抽出テキスト:

══════════════════════════════

幾何学覚え書き

 ついにやってきた、夏休み数学大作戦!

 とりあえず一番テキストのページ数が少ない幾何学から攻略!しかし、図形の分野だけに、今回ばかりはテキストを読むだけじゃどうにもならず、ノートと鉛筆片手に絵を描かなきゃいけないのが、ちょっと大変。
 実は、わたくし、社会、理科と単位をとってきたけれど、本を読むだけでほとんど済ませちゃったので、ノートの使用は事実上今回が初めて。経済や物理の計算とかはチラシの裏にちゃちゃっと書いたけれど。なんというかノートを使うと一気に勉強っぽくなるな。
 それと、もう一つ大変なのが、数式や記号のほとんどがパソコンで変換できん。これは日本史や中国史の用語以上に変換できん。とうとう私のオフィスワード2003も進化の時が来たようだ。

 とりあえず、代数学のテキストとして送られてきたのが、日本で初めてフィールズ賞を受賞した小平邦彦さんの『幾何への誘い』(岩波現代文庫)。
 昔ながらの図形の学問としての幾何学教育が、記号論や集合論というよくわからん抽象的な概念の導入によって難解になり、学校現場に恐怖と混乱とカオスをもたらした!みたいなこと言っててなかなか面白くて、また数式の証明もすっごい丁寧。
 とはいえ、第一章の円論のもろもろの証明はけっこうなサーガで、とりわけフォイエルバッハの定理がやばい。MOTHER2的に言うならばPPを9ページも消費している。
 でも8割がたは中学校までに習う初等ユークリッド幾何学で、第3章でちょっとだけ高校レベルの複素数が出てくる程度。

 しかし天才数学者って、常人には理解不能な思考回路してるイメージがあるけど、小平先生のように本当に頭いい人はオイラみたいなバカでもわかるように、バカに合わせて解法を一般公開してくれるよね。
 ページの都合とかもあるんだろうけれど、その点、高校数学の某参考書や問題集は伝えるということを放棄しているとしか言い様がないよ。「よって」じゃねーよっていう。その過程をごまかすんじゃないよっていう。
 藤原正彦さん的に挑戦的なことを言わせてもらえば、テキスト作ってる奴もちゃんと理解してないんじゃないか?なぜ全国のバカのニーズに応えない・・・いや、みんな賢くなっちゃうと受験ビジネス自体が成り立たないっていう陰謀か。おのれポケモンGO。
 でもあれだよね、受験と全く関係ないと数学もただのゲームで、けっこう楽しいよな。だからポケモンGOも学校の宿題的にノルマ出されたら絶対に苦痛だと思うんだよ。
 世の中面白いよな、逆に言えば、マインド一つで受験勉強もゲーム感覚でやれるってことだよね。“思い込み”を自分で操作、制御できるやつが最強なのかもしれぬ。

ユークリッドの公準
古代ギリシャの数学者ユークリッドが、その著書『原論』において「自明だよベイビー」と定めた、直線に関する以下の5つの公理のこと。
ちなみに、「三角形などの図形はその形をキープしたまま位置を動かせます」みたいな、その理由を述べる必要もない陳述(要請)を数学では公理とか公準という。証明するまでもなく正しいっていう。

══════════════════════════════

データ部分:
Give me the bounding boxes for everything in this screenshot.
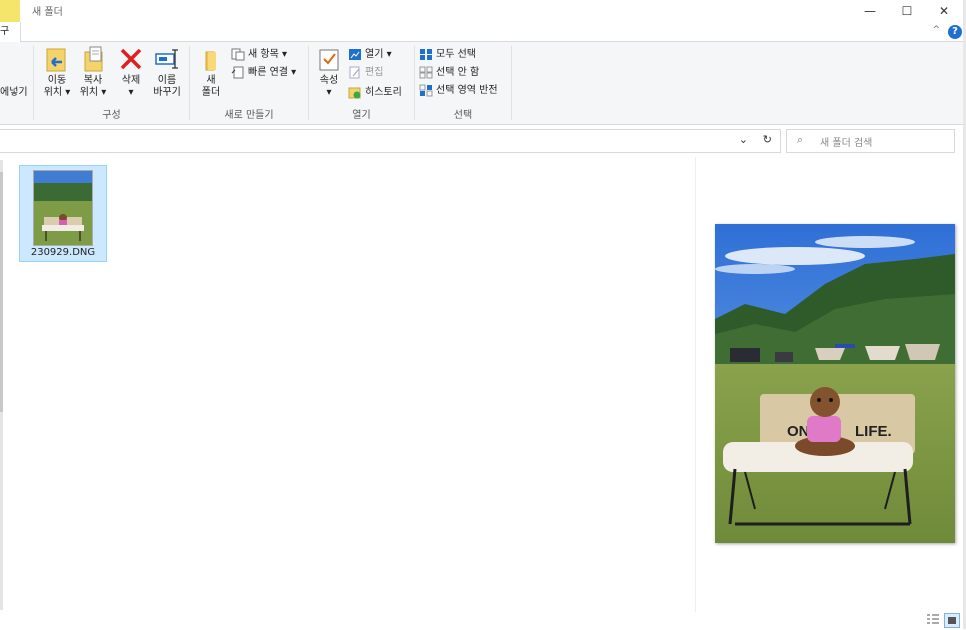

══════════════════════════════

課題 1: 幾何学の覚え書きに人名として出てくるものを、定理の名前に含まれるものも合わせてすべて挙げよ。
課題 2:
幾何学の覚え書きをもとに、次の問いにそれぞれ答えよ。
(a) テキストとして送られてきた本の書名と、その収録先の文庫名は何か。
(b) フォイエルバッハの定理の証明は何ページ分を費やしているとされているか。
(c) 第3章でちょっとだけ出てくる高校レベルの内容は何か。
課題 3: 幾何学の覚え書きの続きを、最後の文の後から書き足せ。
データは幾何学の覚え書きとは関係がない。

回答 1: 小平邦彦、フォイエルバッハ、藤原正彦、ユークリッド

回答 2:
(a) 『幾何への誘い』、岩波現代文庫
(b) 9ページ
(c) 複素数

回答 3:
第1公準
任意の点から任意の点へ直線が引ける。

第2公準
有限な直線(線分)はいくらでも延長できる。

第3公準
任意の点と、その距離(半径)を使って円が描ける。

第4公準
すべての直角の大きさは一緒。

第5公準
一本の直線が並んだ二本の直線をまとめて横切るとき(カタカナの「キ」をイメージしてください)、並んだ二直線の内側にできる二つの角度の合計が180°を下回る場合、その二直線は遅かれ早かれ、どこかでぶつかってしまう(=平行ではない)。

・・・第5公準だけがなぜか妙に具体的で文章も長い。

というわけで、もしやコイツは公理じゃないんじゃないか疑惑が噴出し、多くの数学者が第5公準の証明を試みたこともあったが、自分の歯が噛めないように、きずつきたおれた。
このビターな経験から、ある直線Aと平行で、さらに、その直線A上にはないひとつの点Pを通る直線Bは1本だけしかない、という平行線公理が生まれた。
しかし、この定理は意外な分野でくつがえってしまった。それが社会科の地理である。
中学一年生の地図の授業で、地球儀にビニールテープを貼って二つの地域の最短距離を調べる課題があるのだが、地球のような球体でユークリッド的な「直線は2つの点の最短距離となる」を用いてしまうと、球体の表面にひかれるすべての直線は地球の直径と等しくなり、したがって球体の表面では平行線が一本も存在しなくなってしまう(北極や南極で絶対ぶつかる)。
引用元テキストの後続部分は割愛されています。